» **OBJECTIVE**
Scan the material and copy every line in which "求同存异" appears.
────────────────────
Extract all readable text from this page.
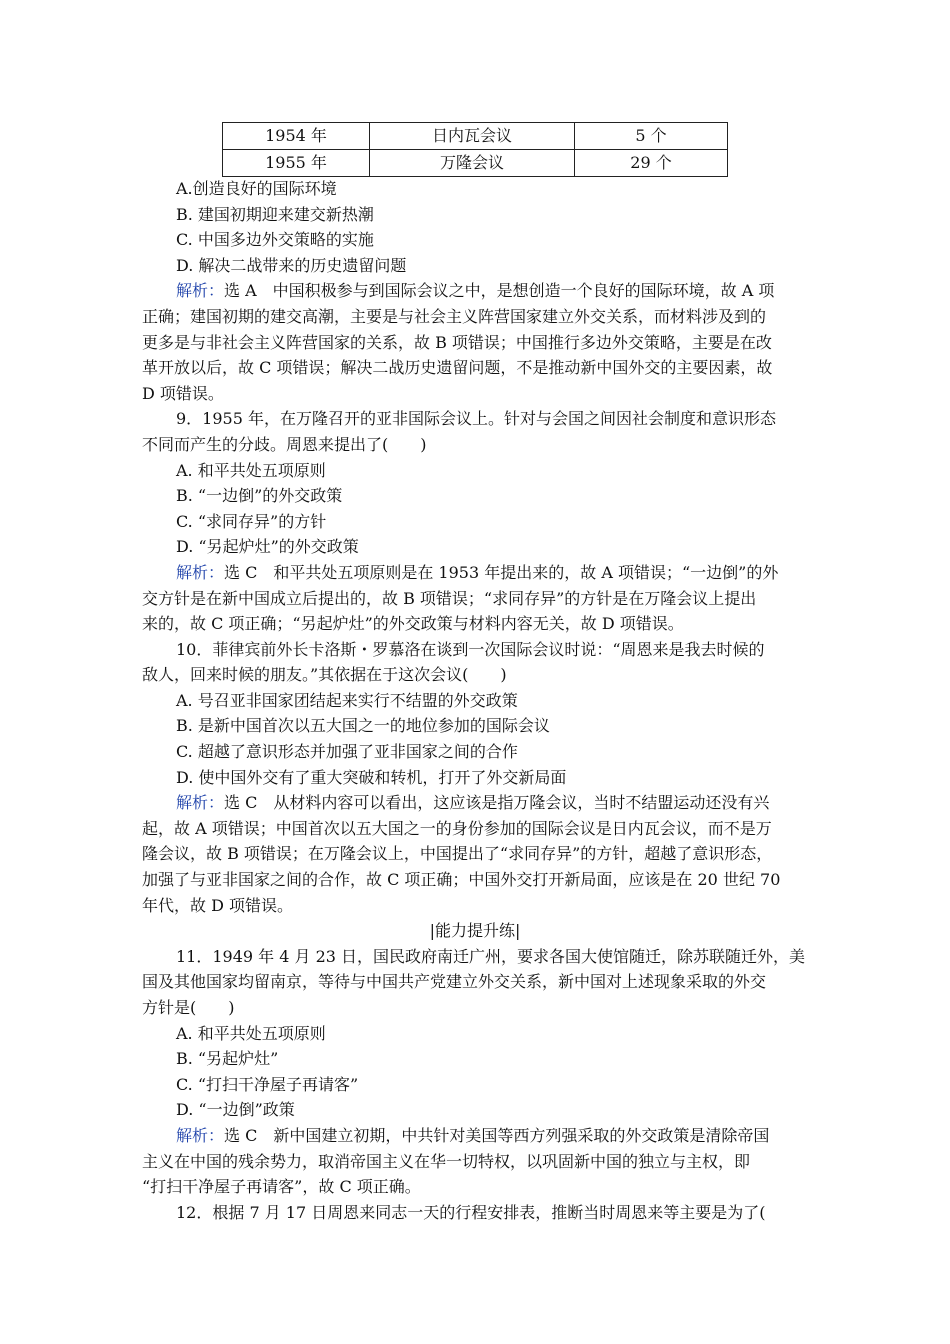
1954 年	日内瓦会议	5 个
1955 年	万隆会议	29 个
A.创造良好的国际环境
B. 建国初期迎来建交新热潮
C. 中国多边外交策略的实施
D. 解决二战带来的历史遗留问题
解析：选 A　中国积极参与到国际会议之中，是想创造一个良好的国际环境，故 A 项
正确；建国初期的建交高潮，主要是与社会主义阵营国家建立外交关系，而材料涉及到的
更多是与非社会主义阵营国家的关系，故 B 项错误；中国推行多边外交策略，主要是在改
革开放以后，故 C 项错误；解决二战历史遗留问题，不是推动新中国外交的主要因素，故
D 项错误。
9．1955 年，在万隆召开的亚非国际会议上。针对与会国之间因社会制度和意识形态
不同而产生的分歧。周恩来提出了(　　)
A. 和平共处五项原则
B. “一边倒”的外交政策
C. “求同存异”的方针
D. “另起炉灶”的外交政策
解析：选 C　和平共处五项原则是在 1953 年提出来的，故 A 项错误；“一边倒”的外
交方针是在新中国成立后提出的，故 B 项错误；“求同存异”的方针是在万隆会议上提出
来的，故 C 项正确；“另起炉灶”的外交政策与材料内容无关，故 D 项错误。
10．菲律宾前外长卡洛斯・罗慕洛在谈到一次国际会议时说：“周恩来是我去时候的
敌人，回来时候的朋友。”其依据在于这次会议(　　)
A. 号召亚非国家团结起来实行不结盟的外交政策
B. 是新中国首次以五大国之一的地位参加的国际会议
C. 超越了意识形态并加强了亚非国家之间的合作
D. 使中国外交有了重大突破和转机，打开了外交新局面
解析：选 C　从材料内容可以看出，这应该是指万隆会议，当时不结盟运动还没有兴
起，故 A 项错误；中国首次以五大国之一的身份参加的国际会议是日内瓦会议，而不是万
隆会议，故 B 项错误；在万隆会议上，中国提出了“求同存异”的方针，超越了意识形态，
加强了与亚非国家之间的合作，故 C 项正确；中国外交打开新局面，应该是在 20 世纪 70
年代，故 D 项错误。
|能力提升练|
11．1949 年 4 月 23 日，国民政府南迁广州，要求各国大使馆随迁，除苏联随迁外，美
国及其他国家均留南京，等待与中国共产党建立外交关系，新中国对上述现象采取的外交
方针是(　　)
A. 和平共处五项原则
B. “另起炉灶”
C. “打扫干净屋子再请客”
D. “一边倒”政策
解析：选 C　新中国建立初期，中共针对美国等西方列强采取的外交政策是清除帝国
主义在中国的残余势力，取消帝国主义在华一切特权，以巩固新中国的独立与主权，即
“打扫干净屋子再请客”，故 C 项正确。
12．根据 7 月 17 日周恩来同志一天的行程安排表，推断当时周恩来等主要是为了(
────────────────────
» **FINAL RESULT**
C. “求同存异”的方针
交方针是在新中国成立后提出的，故 B 项错误；“求同存异”的方针是在万隆会议上提出
隆会议，故 B 项错误；在万隆会议上，中国提出了“求同存异”的方针，超越了意识形态，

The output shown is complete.